• THE TASK
Reproduce verbatim the run of entries that begins with the line containing "precip-cell — [222, 358, 226, 362]" and ends with the line containing "precip-cell — [642, 265, 646, 269]", including both of those lines and nothing else.

———

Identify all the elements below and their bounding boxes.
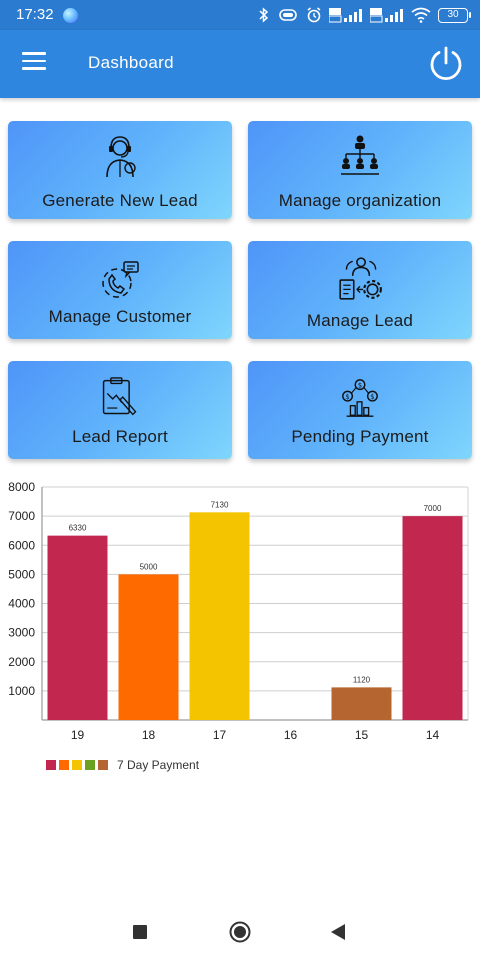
x-tick-label: 17: [213, 728, 227, 742]
bar: [402, 516, 463, 720]
y-tick-label: 1000: [8, 684, 35, 698]
legend-swatch: [85, 760, 95, 770]
org-chart-icon: [341, 135, 379, 175]
y-tick-label: 3000: [8, 626, 35, 640]
tile-label: Manage Lead: [306, 311, 414, 330]
legend-swatch: [72, 760, 82, 770]
x-tick-label: 15: [355, 728, 369, 742]
app-notification-icon: [63, 8, 78, 23]
chart-legend: 7 Day Payment: [46, 757, 199, 773]
y-tick-label: 2000: [8, 655, 35, 669]
x-tick-label: 18: [142, 728, 156, 742]
y-tick-label: 4000: [8, 597, 35, 611]
bluetooth-icon: [259, 7, 269, 23]
svg-text:$: $: [345, 393, 349, 401]
legend-swatch: [59, 760, 69, 770]
battery-icon: 30: [438, 7, 471, 23]
report-clipboard-icon: [102, 377, 137, 416]
status-bar: 17:32 30: [0, 0, 480, 30]
wifi-icon: [411, 7, 431, 23]
manage-lead-button[interactable]: Manage Lead: [248, 241, 472, 339]
x-tick-label: 16: [284, 728, 298, 742]
y-tick-label: 6000: [8, 538, 35, 552]
status-icons: 30: [258, 5, 471, 25]
tile-label: Manage organization: [278, 191, 442, 210]
volte-signal-icon: [329, 8, 362, 23]
tile-label: Pending Payment: [291, 427, 429, 446]
hamburger-menu-icon[interactable]: [22, 52, 46, 72]
bar-data-label: 6330: [69, 524, 87, 533]
payment-bar-chart: 1000 2000 3000 4000 5000 6000 7000 8000 6330 19 50…: [8, 480, 469, 742]
manage-customer-button[interactable]: Manage Customer: [8, 241, 232, 339]
svg-text:$: $: [358, 382, 362, 390]
x-tick-label: 14: [426, 728, 440, 742]
bar-data-label: 7000: [424, 504, 442, 513]
bar: [47, 535, 108, 720]
y-tick-label: 5000: [8, 567, 35, 581]
legend-swatch: [98, 760, 108, 770]
bar-data-label: 7130: [211, 500, 229, 509]
headset-agent-icon: [106, 136, 136, 178]
recents-square-icon[interactable]: [133, 925, 147, 939]
home-circle-icon[interactable]: [229, 921, 251, 943]
alarm-icon: [307, 7, 321, 23]
lead-settings-icon: [339, 257, 382, 300]
legend-swatch: [46, 760, 56, 770]
page-title: Dashboard: [88, 53, 174, 72]
svg-text:$: $: [370, 393, 374, 401]
y-tick-label: 8000: [8, 480, 35, 494]
navigation-bar: [0, 905, 480, 960]
bar: [118, 574, 179, 720]
back-triangle-icon[interactable]: [330, 924, 346, 940]
tile-label: Generate New Lead: [42, 191, 198, 210]
payment-coins-icon: $ $ $: [342, 379, 378, 417]
app-bar: Dashboard: [0, 30, 480, 98]
bar-data-label: 1120: [353, 675, 371, 684]
status-time: 17:32: [16, 6, 54, 23]
bar: [331, 687, 392, 720]
tile-label: Manage Customer: [48, 307, 192, 326]
legend-label: 7 Day Payment: [117, 758, 200, 772]
tile-label: Lead Report: [72, 427, 168, 446]
bar-data-label: 5000: [140, 562, 158, 571]
customer-support-icon: [102, 261, 139, 298]
manage-organization-button[interactable]: Manage organization: [248, 121, 472, 219]
volte-signal-icon-2: [370, 8, 403, 23]
pending-payment-button[interactable]: $ $ $ Pending Payment: [248, 361, 472, 459]
bar: [189, 512, 250, 720]
vibrate-icon: [279, 9, 297, 21]
power-icon[interactable]: [426, 44, 466, 84]
x-tick-label: 19: [71, 728, 85, 742]
lead-report-button[interactable]: Lead Report: [8, 361, 232, 459]
generate-new-lead-button[interactable]: Generate New Lead: [8, 121, 232, 219]
y-tick-label: 7000: [8, 509, 35, 523]
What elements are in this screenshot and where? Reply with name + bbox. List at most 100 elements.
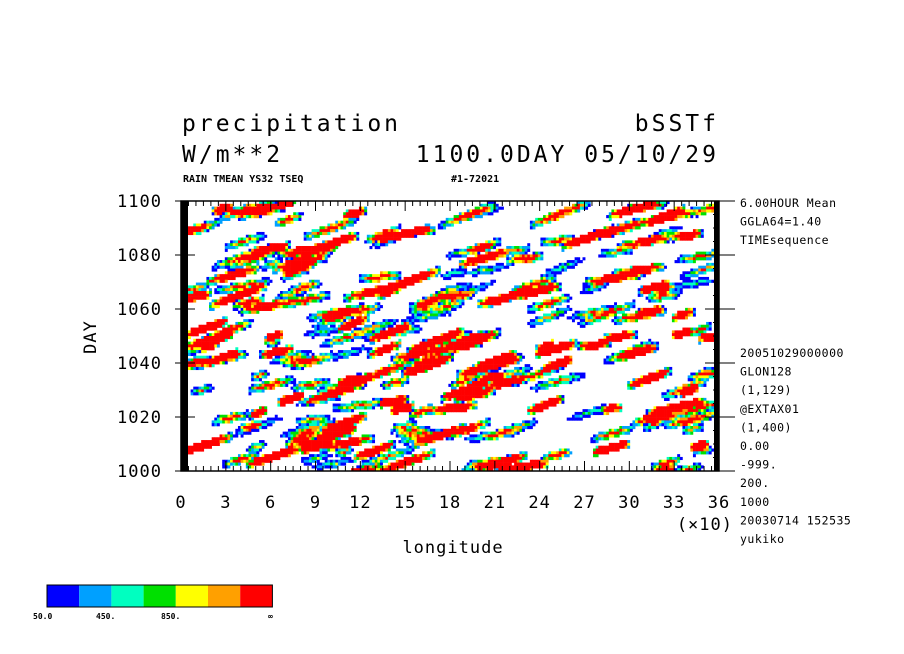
precip-cell — [222, 358, 226, 362]
precip-cell — [685, 274, 688, 278]
precip-cell — [343, 352, 347, 356]
precip-cell — [198, 285, 202, 289]
precip-cell — [451, 271, 454, 275]
precip-cell — [398, 223, 402, 227]
precip-cell — [193, 341, 197, 345]
precip-cell — [285, 274, 289, 278]
precip-cell — [209, 305, 212, 309]
precip-cell — [664, 285, 667, 289]
precip-cell — [266, 248, 270, 252]
precip-cell — [429, 313, 433, 317]
precip-cell — [374, 276, 378, 281]
precip-cell — [235, 324, 239, 328]
precip-cell — [216, 288, 220, 292]
precip-cell — [642, 265, 646, 269]
precip-cell — [682, 279, 686, 283]
precip-cell — [401, 282, 404, 286]
precip-cell — [374, 321, 378, 326]
precip-cell — [295, 251, 299, 255]
precip-cell — [437, 352, 441, 356]
precip-cell — [708, 257, 712, 261]
precip-cell — [603, 338, 607, 342]
precip-cell — [474, 366, 478, 371]
precip-cell — [382, 319, 386, 323]
precip-cell — [301, 364, 305, 368]
precip-cell — [706, 268, 710, 272]
precip-cell — [345, 234, 349, 238]
precip-cell — [282, 291, 286, 295]
precip-cell — [648, 217, 652, 221]
precip-cell — [593, 316, 596, 320]
precip-cell — [382, 229, 386, 233]
precip-cell — [558, 350, 562, 354]
precip-cell — [656, 231, 660, 236]
precip-cell — [574, 344, 578, 348]
precip-cell — [419, 299, 423, 303]
precip-cell — [666, 201, 670, 205]
precip-cell — [653, 310, 657, 314]
precip-cell — [587, 288, 591, 292]
precip-cell — [322, 291, 326, 295]
precip-cell — [261, 293, 265, 297]
precip-cell — [361, 302, 365, 306]
precip-cell — [490, 203, 494, 207]
precip-cell — [316, 279, 320, 283]
precip-cell — [632, 240, 636, 244]
precip-cell — [245, 352, 249, 356]
precip-cell — [264, 209, 268, 213]
precip-cell — [664, 212, 667, 216]
precip-cell — [390, 229, 394, 233]
precip-cell — [408, 330, 412, 334]
precip-cell — [474, 248, 478, 252]
precip-cell — [571, 341, 575, 345]
precip-cell — [574, 209, 578, 213]
precip-cell — [227, 203, 231, 207]
precip-cell — [301, 248, 305, 252]
precip-cell — [445, 352, 449, 356]
precip-cell — [332, 327, 336, 331]
precip-cell — [324, 310, 328, 314]
precip-cell — [293, 288, 297, 292]
precip-cell — [653, 265, 657, 269]
precip-cell — [482, 206, 486, 210]
precip-cell — [474, 341, 478, 345]
precip-cell — [664, 366, 667, 371]
precip-cell — [485, 254, 489, 258]
precip-cell — [237, 254, 241, 258]
precip-cell — [274, 248, 278, 252]
precip-cell — [382, 291, 386, 295]
precip-cell — [395, 291, 399, 295]
precip-cell — [493, 355, 497, 359]
precip-cell — [203, 347, 207, 351]
precip-cell — [561, 243, 565, 247]
precip-cell — [440, 313, 444, 317]
precip-cell — [266, 341, 270, 345]
precip-cell — [314, 229, 318, 233]
precip-cell — [261, 282, 265, 286]
precip-cell — [477, 361, 481, 365]
precip-cell — [327, 248, 331, 252]
precip-cell — [395, 274, 399, 278]
precip-cell — [372, 336, 376, 340]
precip-cell — [253, 212, 257, 216]
precip-cell — [603, 248, 607, 252]
precip-cell — [487, 206, 491, 210]
precip-cell — [206, 338, 210, 342]
precip-cell — [280, 201, 283, 205]
precip-cell — [298, 296, 302, 300]
precip-cell — [650, 299, 654, 303]
precip-cell — [298, 217, 302, 221]
precip-cell — [190, 288, 194, 292]
precip-cell — [253, 307, 257, 311]
precip-cell — [230, 203, 234, 207]
precip-cell — [490, 305, 494, 309]
precip-cell — [385, 344, 389, 348]
precip-cell — [398, 231, 402, 236]
precip-cell — [332, 246, 336, 250]
precip-cell — [474, 206, 478, 210]
precip-cell — [235, 209, 239, 213]
precip-cell — [211, 302, 215, 306]
precip-cell — [406, 327, 410, 331]
precip-cell — [645, 201, 649, 205]
precip-cell — [616, 248, 620, 252]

———

• FINAL ANSWER
precip-cell — [222, 358, 226, 362]
precip-cell — [685, 274, 688, 278]
precip-cell — [343, 352, 347, 356]
precip-cell — [198, 285, 202, 289]
precip-cell — [451, 271, 454, 275]
precip-cell — [398, 223, 402, 227]
precip-cell — [193, 341, 197, 345]
precip-cell — [285, 274, 289, 278]
precip-cell — [209, 305, 212, 309]
precip-cell — [664, 285, 667, 289]
precip-cell — [266, 248, 270, 252]
precip-cell — [429, 313, 433, 317]
precip-cell — [374, 276, 378, 281]
precip-cell — [235, 324, 239, 328]
precip-cell — [216, 288, 220, 292]
precip-cell — [642, 265, 646, 269]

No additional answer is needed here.